[Records excerpted from a collection]

>> START

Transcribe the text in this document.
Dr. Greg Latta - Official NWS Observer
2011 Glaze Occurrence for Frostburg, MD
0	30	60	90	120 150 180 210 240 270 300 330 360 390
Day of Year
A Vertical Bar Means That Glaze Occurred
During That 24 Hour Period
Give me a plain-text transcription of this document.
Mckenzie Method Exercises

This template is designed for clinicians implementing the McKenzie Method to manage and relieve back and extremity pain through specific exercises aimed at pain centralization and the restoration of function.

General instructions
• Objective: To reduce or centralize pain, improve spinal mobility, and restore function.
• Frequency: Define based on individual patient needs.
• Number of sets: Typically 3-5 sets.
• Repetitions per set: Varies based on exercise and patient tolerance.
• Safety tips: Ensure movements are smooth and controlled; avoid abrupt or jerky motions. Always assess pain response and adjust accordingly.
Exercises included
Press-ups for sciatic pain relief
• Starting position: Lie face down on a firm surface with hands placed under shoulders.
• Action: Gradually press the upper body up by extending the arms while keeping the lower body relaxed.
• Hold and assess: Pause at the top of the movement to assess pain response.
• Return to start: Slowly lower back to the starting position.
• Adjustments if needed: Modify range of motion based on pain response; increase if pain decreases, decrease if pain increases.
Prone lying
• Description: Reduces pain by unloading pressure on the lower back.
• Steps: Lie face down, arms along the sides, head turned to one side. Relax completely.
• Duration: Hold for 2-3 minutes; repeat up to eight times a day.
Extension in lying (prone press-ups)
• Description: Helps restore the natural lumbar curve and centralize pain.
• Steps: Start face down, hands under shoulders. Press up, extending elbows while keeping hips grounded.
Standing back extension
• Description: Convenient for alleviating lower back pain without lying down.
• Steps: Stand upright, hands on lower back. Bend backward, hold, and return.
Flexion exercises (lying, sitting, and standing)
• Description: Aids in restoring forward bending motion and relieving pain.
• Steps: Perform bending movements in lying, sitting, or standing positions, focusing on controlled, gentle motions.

>> END

- **EXERCISE GOAL**: Which lines of the material contain the string "arms"? List each of them.

- **SOLUTION**:
• Action: Gradually press the upper body up by extending the arms while keeping the lower body relaxed.
• Steps: Lie face down, arms along the sides, head turned to one side. Relax completely.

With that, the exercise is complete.